#### RECORDS SUPPLIED
::::::::
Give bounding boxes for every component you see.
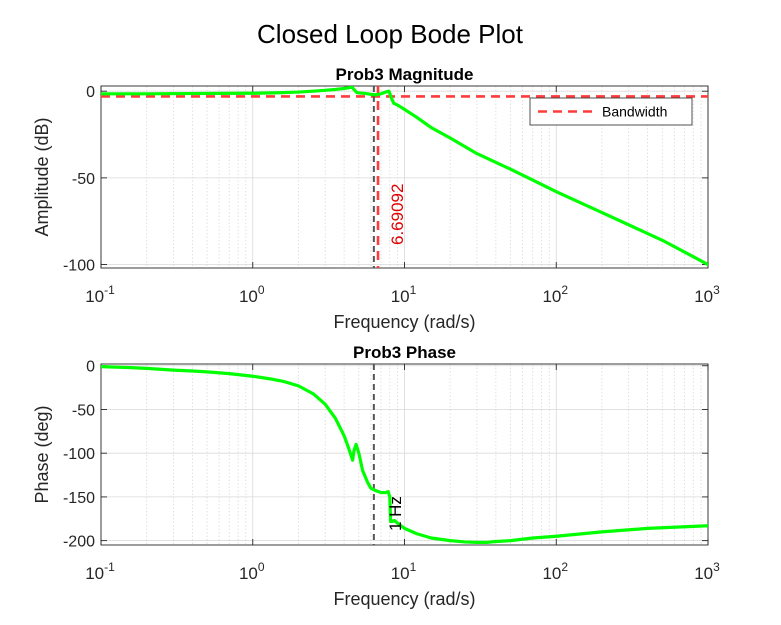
::::::::
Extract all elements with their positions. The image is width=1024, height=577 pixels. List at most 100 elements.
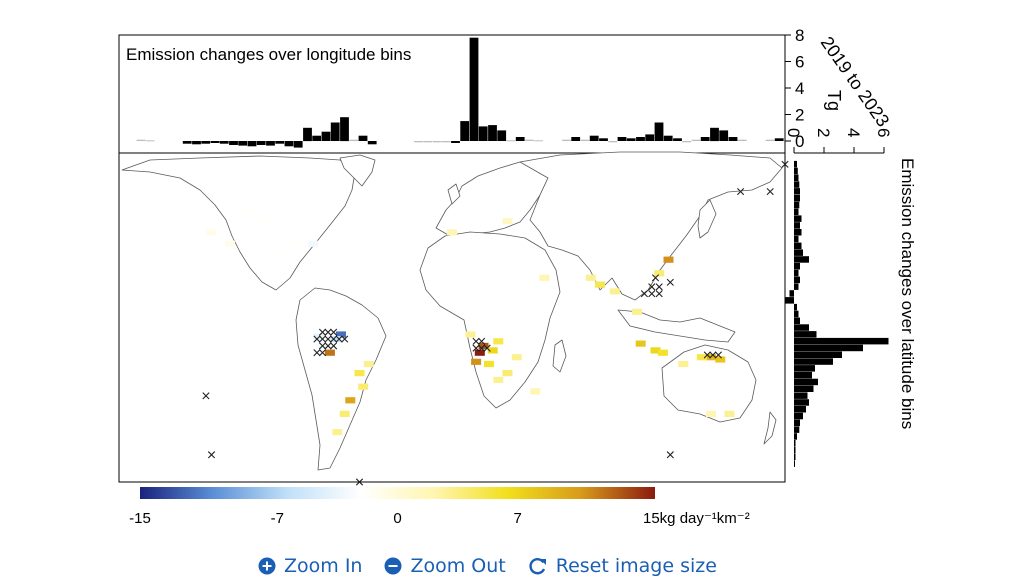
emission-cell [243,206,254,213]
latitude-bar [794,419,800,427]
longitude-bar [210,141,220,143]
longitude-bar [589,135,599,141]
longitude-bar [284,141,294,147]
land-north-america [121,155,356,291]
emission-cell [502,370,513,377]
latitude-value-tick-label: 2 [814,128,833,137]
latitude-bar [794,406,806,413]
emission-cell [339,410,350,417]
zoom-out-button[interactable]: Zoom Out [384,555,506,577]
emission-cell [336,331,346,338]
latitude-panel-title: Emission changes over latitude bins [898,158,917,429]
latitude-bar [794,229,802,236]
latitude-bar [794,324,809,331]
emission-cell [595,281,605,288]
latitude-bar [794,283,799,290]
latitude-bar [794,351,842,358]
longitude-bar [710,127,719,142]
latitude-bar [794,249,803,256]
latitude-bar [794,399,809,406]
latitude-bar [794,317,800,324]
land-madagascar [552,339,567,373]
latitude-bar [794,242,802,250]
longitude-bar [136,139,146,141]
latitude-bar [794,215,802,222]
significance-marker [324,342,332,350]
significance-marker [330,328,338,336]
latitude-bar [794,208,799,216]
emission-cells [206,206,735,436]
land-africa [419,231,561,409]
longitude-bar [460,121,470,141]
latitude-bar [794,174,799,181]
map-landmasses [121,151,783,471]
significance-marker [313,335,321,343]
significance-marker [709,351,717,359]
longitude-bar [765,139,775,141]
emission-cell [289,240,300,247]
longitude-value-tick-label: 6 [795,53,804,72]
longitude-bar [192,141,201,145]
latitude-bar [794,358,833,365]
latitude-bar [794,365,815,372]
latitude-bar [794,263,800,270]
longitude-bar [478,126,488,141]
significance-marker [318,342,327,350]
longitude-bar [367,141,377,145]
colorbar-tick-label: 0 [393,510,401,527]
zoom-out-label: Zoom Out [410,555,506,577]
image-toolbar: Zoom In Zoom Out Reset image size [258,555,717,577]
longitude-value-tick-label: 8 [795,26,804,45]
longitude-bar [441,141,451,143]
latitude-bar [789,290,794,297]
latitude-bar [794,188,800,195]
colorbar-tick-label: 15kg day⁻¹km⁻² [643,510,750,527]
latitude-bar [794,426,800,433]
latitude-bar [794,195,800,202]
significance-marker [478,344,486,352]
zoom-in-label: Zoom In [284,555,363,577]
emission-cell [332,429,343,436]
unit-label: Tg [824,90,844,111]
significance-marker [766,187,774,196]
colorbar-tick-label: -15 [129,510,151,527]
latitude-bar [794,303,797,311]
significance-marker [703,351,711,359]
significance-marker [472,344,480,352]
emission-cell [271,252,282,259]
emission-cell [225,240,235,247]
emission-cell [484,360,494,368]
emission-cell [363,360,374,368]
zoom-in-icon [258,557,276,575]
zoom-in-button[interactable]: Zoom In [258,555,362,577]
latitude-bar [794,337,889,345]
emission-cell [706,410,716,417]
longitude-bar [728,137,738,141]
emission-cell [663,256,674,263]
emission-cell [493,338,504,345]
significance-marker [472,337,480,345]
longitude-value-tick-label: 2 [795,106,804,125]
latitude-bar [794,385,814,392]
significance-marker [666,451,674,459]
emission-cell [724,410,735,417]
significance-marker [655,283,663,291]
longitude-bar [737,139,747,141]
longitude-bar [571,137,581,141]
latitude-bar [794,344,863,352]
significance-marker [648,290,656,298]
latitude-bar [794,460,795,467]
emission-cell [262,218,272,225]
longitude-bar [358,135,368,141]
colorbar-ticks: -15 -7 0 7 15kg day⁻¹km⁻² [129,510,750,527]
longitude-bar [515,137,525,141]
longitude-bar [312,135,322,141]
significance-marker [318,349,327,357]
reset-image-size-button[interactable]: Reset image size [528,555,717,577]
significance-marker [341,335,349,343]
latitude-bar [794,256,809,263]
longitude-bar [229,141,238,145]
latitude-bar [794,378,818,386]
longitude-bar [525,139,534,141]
::::::::
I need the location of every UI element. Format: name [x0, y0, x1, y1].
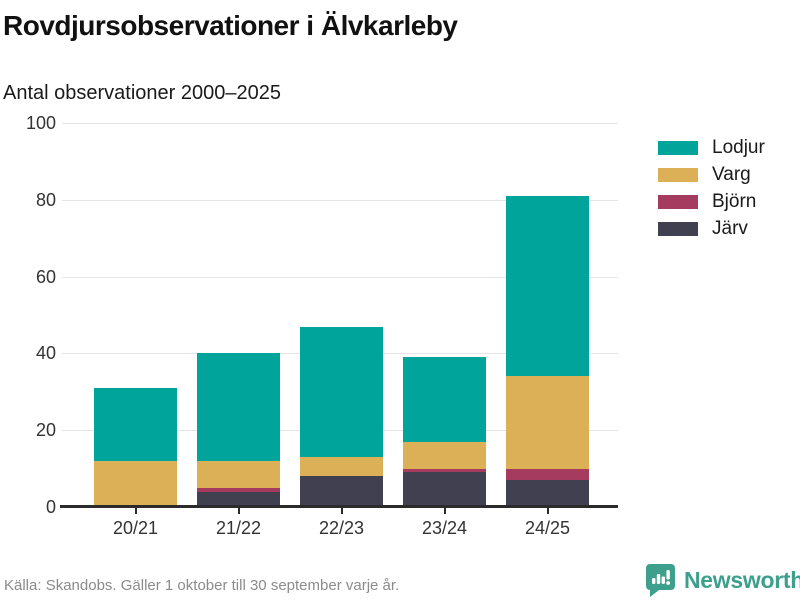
::::::::
#### TASK TO COMPLETE
Convert the stretch of lines from the one containing "Extract all elements" through the one containing "latitude-bar [794,406,806,413]", both included, into a numbered list, dropping blank lines and pictures.

#### IN RESPONSE
1. Extract all elements with their positions. The image is width=1024, height=577 pixels. List at most 100 elements.
2. emission-cell [243,206,254,213]
3. latitude-bar [794,419,800,427]
4. longitude-bar [210,141,220,143]
5. longitude-bar [589,135,599,141]
6. longitude-bar [284,141,294,147]
7. land-north-america [121,155,356,291]
8. emission-cell [502,370,513,377]
9. latitude-value-tick-label: 2 [814,128,833,137]
10. latitude-bar [794,406,806,413]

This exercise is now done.